- Instructions to follow
For each line in the data below that holds "within", return a copy.

╭─ Available data

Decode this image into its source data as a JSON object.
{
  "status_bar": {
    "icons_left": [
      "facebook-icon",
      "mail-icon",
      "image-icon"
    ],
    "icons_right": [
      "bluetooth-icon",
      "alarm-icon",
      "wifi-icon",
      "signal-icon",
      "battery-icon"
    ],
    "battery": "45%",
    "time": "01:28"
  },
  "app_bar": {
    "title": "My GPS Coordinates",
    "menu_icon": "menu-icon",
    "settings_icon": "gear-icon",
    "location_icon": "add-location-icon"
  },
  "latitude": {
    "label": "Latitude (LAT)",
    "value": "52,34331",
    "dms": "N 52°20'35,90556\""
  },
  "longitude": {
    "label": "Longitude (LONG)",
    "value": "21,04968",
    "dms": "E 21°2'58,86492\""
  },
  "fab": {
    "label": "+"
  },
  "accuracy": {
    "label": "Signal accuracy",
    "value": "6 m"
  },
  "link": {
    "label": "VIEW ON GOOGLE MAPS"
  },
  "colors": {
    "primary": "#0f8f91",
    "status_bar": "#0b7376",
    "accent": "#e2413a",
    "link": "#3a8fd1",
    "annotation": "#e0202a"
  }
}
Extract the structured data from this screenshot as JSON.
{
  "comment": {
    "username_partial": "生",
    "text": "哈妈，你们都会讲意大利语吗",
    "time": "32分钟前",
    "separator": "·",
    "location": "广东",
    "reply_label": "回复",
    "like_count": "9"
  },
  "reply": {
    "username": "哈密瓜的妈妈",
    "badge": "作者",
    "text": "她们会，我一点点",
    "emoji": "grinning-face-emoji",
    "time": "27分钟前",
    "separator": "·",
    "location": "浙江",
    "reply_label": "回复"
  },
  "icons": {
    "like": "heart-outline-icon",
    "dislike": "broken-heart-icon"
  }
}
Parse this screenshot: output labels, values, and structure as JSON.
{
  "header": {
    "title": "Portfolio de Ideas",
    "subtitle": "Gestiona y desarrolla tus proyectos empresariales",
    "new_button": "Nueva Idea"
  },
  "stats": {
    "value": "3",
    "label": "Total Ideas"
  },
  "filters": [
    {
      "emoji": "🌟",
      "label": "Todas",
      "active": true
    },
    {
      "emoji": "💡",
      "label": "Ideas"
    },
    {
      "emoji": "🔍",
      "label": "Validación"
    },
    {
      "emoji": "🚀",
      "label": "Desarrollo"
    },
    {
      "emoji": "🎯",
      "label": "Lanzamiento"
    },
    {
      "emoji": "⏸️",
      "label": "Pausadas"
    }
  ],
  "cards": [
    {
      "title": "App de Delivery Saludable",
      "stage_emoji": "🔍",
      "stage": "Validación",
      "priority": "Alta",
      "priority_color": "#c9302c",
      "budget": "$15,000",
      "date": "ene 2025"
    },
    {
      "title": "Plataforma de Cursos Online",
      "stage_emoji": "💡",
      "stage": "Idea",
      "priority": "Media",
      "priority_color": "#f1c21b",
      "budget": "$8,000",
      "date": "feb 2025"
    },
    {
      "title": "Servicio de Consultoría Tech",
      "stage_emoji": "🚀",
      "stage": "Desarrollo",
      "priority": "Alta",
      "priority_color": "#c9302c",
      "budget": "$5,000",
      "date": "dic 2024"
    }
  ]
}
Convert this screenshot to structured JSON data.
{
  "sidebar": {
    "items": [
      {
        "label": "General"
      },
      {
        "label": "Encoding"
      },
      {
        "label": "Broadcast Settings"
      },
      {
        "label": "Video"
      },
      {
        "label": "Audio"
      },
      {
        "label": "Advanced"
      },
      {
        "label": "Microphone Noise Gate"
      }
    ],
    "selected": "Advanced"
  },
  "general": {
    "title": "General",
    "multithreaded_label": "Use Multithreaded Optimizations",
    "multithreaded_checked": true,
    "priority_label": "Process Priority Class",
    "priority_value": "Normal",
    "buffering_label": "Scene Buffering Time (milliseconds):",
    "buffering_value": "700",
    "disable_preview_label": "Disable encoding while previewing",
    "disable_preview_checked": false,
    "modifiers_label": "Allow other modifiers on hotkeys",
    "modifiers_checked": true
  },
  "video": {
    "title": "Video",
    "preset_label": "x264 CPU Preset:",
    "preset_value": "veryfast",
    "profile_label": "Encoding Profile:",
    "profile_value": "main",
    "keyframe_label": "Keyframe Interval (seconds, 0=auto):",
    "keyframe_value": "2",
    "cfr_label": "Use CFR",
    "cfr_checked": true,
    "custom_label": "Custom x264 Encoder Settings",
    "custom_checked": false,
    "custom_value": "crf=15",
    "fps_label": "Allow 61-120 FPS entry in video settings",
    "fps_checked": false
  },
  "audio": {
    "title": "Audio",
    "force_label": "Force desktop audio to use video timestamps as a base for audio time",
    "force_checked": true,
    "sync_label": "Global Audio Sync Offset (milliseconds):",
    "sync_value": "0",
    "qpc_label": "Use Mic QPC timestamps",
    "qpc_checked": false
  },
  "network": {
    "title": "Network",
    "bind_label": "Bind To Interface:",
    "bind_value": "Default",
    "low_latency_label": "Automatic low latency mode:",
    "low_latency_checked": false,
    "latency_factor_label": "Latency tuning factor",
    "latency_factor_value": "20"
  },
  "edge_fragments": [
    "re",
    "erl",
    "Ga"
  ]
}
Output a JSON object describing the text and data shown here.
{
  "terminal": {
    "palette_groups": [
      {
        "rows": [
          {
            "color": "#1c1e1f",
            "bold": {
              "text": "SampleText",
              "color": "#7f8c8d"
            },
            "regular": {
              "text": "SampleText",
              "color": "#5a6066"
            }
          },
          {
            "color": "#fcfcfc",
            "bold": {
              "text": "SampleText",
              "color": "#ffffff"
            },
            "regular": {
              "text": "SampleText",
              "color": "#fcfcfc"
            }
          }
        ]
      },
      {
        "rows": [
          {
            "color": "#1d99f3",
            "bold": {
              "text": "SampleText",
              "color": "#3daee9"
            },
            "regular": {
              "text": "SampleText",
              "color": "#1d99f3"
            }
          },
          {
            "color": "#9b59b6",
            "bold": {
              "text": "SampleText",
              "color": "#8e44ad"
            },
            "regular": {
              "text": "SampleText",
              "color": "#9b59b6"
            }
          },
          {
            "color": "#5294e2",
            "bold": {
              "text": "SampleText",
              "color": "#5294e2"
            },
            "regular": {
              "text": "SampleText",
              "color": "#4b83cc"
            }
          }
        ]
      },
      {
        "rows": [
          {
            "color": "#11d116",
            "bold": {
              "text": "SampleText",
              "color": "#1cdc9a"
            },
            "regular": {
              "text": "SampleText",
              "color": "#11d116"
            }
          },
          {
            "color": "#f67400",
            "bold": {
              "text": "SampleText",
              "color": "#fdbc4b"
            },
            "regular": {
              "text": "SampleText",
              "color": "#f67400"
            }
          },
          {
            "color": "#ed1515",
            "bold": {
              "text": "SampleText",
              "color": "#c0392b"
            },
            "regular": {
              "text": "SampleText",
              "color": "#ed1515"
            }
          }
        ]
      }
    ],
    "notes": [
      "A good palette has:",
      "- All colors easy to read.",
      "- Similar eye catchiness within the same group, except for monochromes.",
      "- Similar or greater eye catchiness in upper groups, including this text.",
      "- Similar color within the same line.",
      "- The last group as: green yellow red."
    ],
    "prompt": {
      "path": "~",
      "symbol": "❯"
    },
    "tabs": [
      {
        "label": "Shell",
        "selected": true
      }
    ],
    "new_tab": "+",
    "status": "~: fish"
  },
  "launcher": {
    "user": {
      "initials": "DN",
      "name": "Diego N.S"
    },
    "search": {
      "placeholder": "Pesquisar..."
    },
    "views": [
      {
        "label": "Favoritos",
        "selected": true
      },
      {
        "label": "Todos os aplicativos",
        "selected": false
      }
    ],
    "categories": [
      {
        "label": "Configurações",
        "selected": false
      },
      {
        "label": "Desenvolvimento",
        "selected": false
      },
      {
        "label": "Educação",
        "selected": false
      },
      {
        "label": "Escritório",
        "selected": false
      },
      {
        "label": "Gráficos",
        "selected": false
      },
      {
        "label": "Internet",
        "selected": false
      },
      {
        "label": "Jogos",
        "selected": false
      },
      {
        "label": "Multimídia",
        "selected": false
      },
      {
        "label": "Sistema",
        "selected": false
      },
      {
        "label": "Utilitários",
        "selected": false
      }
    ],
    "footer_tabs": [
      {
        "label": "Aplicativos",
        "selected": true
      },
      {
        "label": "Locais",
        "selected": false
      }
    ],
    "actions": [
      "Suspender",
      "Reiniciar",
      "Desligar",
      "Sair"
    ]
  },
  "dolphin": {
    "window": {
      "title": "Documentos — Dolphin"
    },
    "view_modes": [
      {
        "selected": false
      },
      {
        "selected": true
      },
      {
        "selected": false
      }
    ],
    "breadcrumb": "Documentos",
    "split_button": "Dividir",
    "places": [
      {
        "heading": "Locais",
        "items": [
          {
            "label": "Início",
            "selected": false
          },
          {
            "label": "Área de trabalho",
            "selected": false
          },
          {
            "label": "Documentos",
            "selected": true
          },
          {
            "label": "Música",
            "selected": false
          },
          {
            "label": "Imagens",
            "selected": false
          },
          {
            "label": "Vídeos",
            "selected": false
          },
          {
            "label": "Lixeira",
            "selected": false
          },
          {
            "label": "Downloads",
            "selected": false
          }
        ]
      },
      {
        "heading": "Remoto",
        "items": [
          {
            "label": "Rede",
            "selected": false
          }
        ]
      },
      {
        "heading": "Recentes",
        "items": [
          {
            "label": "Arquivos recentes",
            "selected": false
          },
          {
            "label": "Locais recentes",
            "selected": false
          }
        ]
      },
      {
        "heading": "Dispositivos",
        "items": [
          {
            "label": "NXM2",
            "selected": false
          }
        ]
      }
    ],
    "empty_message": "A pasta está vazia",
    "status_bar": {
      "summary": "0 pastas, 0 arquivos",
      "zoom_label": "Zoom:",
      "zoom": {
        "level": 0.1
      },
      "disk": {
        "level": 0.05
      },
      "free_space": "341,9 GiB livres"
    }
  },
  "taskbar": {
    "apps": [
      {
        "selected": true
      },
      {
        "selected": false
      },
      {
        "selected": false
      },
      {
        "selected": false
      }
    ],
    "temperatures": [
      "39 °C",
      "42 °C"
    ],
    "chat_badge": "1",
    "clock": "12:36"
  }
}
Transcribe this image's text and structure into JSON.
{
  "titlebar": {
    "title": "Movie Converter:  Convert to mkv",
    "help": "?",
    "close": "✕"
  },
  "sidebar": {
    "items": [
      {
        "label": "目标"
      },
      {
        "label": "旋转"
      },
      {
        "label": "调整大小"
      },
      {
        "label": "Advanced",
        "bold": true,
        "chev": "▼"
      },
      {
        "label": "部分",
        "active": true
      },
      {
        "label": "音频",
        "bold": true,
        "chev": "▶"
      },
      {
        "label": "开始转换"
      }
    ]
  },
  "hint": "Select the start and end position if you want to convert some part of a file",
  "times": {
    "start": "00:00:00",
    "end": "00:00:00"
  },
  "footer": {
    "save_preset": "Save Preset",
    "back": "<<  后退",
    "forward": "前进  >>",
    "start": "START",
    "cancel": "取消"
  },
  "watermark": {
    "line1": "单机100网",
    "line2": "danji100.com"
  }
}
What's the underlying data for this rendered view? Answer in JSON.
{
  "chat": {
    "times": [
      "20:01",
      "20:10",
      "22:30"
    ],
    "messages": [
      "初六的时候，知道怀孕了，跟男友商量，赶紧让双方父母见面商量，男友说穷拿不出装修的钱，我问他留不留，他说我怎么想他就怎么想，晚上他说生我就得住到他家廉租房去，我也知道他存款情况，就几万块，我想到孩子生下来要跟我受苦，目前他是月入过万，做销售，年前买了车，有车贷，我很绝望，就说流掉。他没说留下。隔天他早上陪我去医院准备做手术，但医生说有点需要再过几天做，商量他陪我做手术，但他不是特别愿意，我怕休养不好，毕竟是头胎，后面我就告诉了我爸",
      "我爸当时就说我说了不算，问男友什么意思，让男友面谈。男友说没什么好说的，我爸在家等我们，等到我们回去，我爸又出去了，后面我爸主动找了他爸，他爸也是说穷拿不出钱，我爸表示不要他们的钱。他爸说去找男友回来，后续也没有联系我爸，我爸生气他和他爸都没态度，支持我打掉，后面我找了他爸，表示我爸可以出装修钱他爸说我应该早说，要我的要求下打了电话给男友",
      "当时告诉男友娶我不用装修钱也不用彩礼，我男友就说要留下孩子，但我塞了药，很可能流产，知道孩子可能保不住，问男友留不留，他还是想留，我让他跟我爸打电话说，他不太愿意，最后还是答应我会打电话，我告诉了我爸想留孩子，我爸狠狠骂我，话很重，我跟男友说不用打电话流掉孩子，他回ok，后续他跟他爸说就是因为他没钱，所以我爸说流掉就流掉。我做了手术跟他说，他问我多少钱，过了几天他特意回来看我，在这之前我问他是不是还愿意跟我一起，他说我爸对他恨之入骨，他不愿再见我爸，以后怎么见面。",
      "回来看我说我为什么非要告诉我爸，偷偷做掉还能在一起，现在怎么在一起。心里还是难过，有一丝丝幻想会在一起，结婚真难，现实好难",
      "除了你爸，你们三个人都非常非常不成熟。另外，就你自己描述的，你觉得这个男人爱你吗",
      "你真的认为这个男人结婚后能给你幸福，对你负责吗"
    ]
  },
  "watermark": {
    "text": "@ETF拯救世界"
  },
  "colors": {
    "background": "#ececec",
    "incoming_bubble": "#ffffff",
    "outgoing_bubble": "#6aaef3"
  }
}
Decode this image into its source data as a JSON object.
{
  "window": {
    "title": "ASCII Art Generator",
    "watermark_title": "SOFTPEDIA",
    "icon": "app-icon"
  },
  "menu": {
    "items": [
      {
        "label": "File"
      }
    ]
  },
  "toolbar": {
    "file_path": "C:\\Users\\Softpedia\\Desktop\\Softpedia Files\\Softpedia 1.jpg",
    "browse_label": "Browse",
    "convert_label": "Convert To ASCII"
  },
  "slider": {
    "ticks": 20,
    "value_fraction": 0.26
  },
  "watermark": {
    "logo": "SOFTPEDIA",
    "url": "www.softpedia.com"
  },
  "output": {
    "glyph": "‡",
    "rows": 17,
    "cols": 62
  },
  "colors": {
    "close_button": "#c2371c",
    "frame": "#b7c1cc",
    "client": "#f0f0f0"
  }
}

╰─

- Task solution
      "- Similar eye catchiness within the same group, except for monochromes.",
      "- Similar color within the same line.",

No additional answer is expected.